┌─ Working data

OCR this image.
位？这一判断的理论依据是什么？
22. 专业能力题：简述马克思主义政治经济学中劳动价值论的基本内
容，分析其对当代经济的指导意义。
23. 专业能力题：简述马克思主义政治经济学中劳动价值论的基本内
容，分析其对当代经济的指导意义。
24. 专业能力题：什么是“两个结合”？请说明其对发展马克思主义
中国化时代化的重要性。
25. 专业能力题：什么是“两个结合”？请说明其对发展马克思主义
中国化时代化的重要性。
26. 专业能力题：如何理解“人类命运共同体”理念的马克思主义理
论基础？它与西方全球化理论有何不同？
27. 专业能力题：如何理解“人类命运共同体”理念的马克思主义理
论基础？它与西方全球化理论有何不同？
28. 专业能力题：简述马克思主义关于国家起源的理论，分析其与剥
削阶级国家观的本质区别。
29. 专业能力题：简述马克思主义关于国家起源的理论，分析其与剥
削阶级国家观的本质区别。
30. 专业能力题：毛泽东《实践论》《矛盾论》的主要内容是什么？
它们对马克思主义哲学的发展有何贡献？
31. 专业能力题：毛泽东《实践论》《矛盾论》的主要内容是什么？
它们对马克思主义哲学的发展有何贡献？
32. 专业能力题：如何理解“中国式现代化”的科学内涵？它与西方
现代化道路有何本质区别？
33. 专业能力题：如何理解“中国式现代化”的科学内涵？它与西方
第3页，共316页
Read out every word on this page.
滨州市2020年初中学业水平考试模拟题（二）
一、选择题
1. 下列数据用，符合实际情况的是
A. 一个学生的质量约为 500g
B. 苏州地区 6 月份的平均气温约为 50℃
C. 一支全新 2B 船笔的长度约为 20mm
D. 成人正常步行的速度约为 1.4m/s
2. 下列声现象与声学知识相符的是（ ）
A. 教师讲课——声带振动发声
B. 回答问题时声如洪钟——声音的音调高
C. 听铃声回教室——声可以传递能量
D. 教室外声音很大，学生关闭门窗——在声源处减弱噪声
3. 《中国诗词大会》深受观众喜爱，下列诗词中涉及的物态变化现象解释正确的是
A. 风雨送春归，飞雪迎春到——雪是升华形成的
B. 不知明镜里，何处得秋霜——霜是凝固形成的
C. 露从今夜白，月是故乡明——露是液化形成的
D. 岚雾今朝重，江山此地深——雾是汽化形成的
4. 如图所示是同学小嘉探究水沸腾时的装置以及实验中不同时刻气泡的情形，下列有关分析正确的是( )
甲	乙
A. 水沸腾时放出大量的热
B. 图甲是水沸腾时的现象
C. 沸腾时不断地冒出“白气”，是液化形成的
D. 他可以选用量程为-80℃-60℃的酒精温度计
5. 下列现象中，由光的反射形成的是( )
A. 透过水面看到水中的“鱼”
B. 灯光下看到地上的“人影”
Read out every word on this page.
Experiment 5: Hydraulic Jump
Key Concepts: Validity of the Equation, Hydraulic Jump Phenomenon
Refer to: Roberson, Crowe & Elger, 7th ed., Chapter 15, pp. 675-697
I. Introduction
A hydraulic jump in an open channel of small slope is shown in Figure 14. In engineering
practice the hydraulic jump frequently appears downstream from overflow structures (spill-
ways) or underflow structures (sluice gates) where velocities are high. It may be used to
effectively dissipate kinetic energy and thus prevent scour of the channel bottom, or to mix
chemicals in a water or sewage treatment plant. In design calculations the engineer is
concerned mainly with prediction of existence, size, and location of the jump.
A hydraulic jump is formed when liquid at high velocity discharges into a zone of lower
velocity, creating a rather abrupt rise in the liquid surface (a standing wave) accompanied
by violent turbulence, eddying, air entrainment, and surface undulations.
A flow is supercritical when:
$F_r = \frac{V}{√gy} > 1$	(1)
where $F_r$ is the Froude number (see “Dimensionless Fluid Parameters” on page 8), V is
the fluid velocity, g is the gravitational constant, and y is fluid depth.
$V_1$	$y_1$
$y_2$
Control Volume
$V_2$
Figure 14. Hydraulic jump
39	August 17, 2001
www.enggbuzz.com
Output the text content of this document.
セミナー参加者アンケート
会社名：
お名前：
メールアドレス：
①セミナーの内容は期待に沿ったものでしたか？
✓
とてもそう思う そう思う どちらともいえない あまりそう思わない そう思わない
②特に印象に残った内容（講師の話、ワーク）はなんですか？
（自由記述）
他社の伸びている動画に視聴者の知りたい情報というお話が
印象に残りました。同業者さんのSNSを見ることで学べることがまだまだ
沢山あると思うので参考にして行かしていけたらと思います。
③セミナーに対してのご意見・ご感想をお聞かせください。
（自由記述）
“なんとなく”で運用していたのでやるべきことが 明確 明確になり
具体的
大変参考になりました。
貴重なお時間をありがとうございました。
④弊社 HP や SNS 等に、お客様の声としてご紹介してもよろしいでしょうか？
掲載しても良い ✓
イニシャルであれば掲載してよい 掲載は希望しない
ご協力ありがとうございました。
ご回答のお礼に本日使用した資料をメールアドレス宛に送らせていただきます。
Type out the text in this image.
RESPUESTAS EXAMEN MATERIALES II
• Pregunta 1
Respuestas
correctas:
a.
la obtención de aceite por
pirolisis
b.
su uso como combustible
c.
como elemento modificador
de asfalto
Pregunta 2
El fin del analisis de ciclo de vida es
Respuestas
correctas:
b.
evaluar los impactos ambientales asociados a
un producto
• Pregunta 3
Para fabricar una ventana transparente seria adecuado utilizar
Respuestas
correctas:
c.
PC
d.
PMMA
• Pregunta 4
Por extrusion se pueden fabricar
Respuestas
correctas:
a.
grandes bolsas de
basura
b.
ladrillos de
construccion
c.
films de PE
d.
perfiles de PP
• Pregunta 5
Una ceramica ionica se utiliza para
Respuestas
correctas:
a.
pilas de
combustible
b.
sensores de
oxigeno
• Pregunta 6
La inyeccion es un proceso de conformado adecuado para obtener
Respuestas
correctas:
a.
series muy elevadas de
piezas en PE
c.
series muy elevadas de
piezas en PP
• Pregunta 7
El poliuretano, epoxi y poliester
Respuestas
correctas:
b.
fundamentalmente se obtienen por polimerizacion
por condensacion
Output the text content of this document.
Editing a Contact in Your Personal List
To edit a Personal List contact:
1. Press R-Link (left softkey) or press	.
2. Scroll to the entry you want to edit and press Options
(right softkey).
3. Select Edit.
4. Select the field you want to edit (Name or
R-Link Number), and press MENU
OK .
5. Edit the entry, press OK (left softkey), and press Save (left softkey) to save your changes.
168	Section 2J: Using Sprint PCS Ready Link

└─

▶ Required task:
Output the full listing exactly as it stands.

▶ Correct output:
OCR this image.
位？这一判断的理论依据是什么？
22. 专业能力题：简述马克思主义政治经济学中劳动价值论的基本内
容，分析其对当代经济的指导意义。
23. 专业能力题：简述马克思主义政治经济学中劳动价值论的基本内
容，分析其对当代经济的指导意义。
24. 专业能力题：什么是“两个结合”？请说明其对发展马克思主义
中国化时代化的重要性。
25. 专业能力题：什么是“两个结合”？请说明其对发展马克思主义
中国化时代化的重要性。
26. 专业能力题：如何理解“人类命运共同体”理念的马克思主义理
论基础？它与西方全球化理论有何不同？
27. 专业能力题：如何理解“人类命运共同体”理念的马克思主义理
论基础？它与西方全球化理论有何不同？
28. 专业能力题：简述马克思主义关于国家起源的理论，分析其与剥
削阶级国家观的本质区别。
29. 专业能力题：简述马克思主义关于国家起源的理论，分析其与剥
削阶级国家观的本质区别。
30. 专业能力题：毛泽东《实践论》《矛盾论》的主要内容是什么？
它们对马克思主义哲学的发展有何贡献？
31. 专业能力题：毛泽东《实践论》《矛盾论》的主要内容是什么？
它们对马克思主义哲学的发展有何贡献？
32. 专业能力题：如何理解“中国式现代化”的科学内涵？它与西方
现代化道路有何本质区别？
33. 专业能力题：如何理解“中国式现代化”的科学内涵？它与西方
第3页，共316页
Read out every word on this page.
滨州市2020年初中学业水平考试模拟题（二）
一、选择题
1. 下列数据用，符合实际情况的是
A. 一个学生的质量约为 500g
B. 苏州地区 6 月份的平均气温约为 50℃
C. 一支全新 2B 船笔的长度约为 20mm
D. 成人正常步行的速度约为 1.4m/s
2. 下列声现象与声学知识相符的是（ ）
A. 教师讲课——声带振动发声
B. 回答问题时声如洪钟——声音的音调高
C. 听铃声回教室——声可以传递能量
D. 教室外声音很大，学生关闭门窗——在声源处减弱噪声
3. 《中国诗词大会》深受观众喜爱，下列诗词中涉及的物态变化现象解释正确的是
A. 风雨送春归，飞雪迎春到——雪是升华形成的
B. 不知明镜里，何处得秋霜——霜是凝固形成的
C. 露从今夜白，月是故乡明——露是液化形成的
D. 岚雾今朝重，江山此地深——雾是汽化形成的
4. 如图所示是同学小嘉探究水沸腾时的装置以及实验中不同时刻气泡的情形，下列有关分析正确的是( )
甲	乙
A. 水沸腾时放出大量的热
B. 图甲是水沸腾时的现象
C. 沸腾时不断地冒出“白气”，是液化形成的
D. 他可以选用量程为-80℃-60℃的酒精温度计
5. 下列现象中，由光的反射形成的是( )
A. 透过水面看到水中的“鱼”
B. 灯光下看到地上的“人影”
Read out every word on this page.
Experiment 5: Hydraulic Jump
Key Concepts: Validity of the Equation, Hydraulic Jump Phenomenon
Refer to: Roberson, Crowe & Elger, 7th ed., Chapter 15, pp. 675-697
I. Introduction
A hydraulic jump in an open channel of small slope is shown in Figure 14. In engineering
practice the hydraulic jump frequently appears downstream from overflow structures (spill-
ways) or underflow structures (sluice gates) where velocities are high. It may be used to
effectively dissipate kinetic energy and thus prevent scour of the channel bottom, or to mix
chemicals in a water or sewage treatment plant. In design calculations the engineer is
concerned mainly with prediction of existence, size, and location of the jump.
A hydraulic jump is formed when liquid at high velocity discharges into a zone of lower
velocity, creating a rather abrupt rise in the liquid surface (a standing wave) accompanied
by violent turbulence, eddying, air entrainment, and surface undulations.
A flow is supercritical when:
$F_r = \frac{V}{√gy} > 1$	(1)
where $F_r$ is the Froude number (see “Dimensionless Fluid Parameters” on page 8), V is
the fluid velocity, g is the gravitational constant, and y is fluid depth.
$V_1$	$y_1$
$y_2$
Control Volume
$V_2$
Figure 14. Hydraulic jump
39	August 17, 2001
www.enggbuzz.com
Output the text content of this document.
セミナー参加者アンケート
会社名：
お名前：
メールアドレス：
①セミナーの内容は期待に沿ったものでしたか？
✓
とてもそう思う そう思う どちらともいえない あまりそう思わない そう思わない
②特に印象に残った内容（講師の話、ワーク）はなんですか？
（自由記述）
他社の伸びている動画に視聴者の知りたい情報というお話が
印象に残りました。同業者さんのSNSを見ることで学べることがまだまだ
沢山あると思うので参考にして行かしていけたらと思います。
③セミナーに対してのご意見・ご感想をお聞かせください。
（自由記述）
“なんとなく”で運用していたのでやるべきことが 明確 明確になり
具体的
大変参考になりました。
貴重なお時間をありがとうございました。
④弊社 HP や SNS 等に、お客様の声としてご紹介してもよろしいでしょうか？
掲載しても良い ✓
イニシャルであれば掲載してよい 掲載は希望しない
ご協力ありがとうございました。
ご回答のお礼に本日使用した資料をメールアドレス宛に送らせていただきます。
Type out the text in this image.
RESPUESTAS EXAMEN MATERIALES II
• Pregunta 1
Respuestas
correctas:
a.
la obtención de aceite por
pirolisis
b.
su uso como combustible
c.
como elemento modificador
de asfalto
Pregunta 2
El fin del analisis de ciclo de vida es
Respuestas
correctas:
b.
evaluar los impactos ambientales asociados a
un producto
• Pregunta 3
Para fabricar una ventana transparente seria adecuado utilizar
Respuestas
correctas:
c.
PC
d.
PMMA
• Pregunta 4
Por extrusion se pueden fabricar
Respuestas
correctas:
a.
grandes bolsas de
basura
b.
ladrillos de
construccion
c.
films de PE
d.
perfiles de PP
• Pregunta 5
Una ceramica ionica se utiliza para
Respuestas
correctas:
a.
pilas de
combustible
b.
sensores de
oxigeno
• Pregunta 6
La inyeccion es un proceso de conformado adecuado para obtener
Respuestas
correctas:
a.
series muy elevadas de
piezas en PE
c.
series muy elevadas de
piezas en PP
• Pregunta 7
El poliuretano, epoxi y poliester
Respuestas
correctas:
b.
fundamentalmente se obtienen por polimerizacion
por condensacion
Output the text content of this document.
Editing a Contact in Your Personal List
To edit a Personal List contact:
1. Press R-Link (left softkey) or press	.
2. Scroll to the entry you want to edit and press Options
(right softkey).
3. Select Edit.
4. Select the field you want to edit (Name or
R-Link Number), and press MENU
OK .
5. Edit the entry, press OK (left softkey), and press Save (left softkey) to save your changes.
168	Section 2J: Using Sprint PCS Ready Link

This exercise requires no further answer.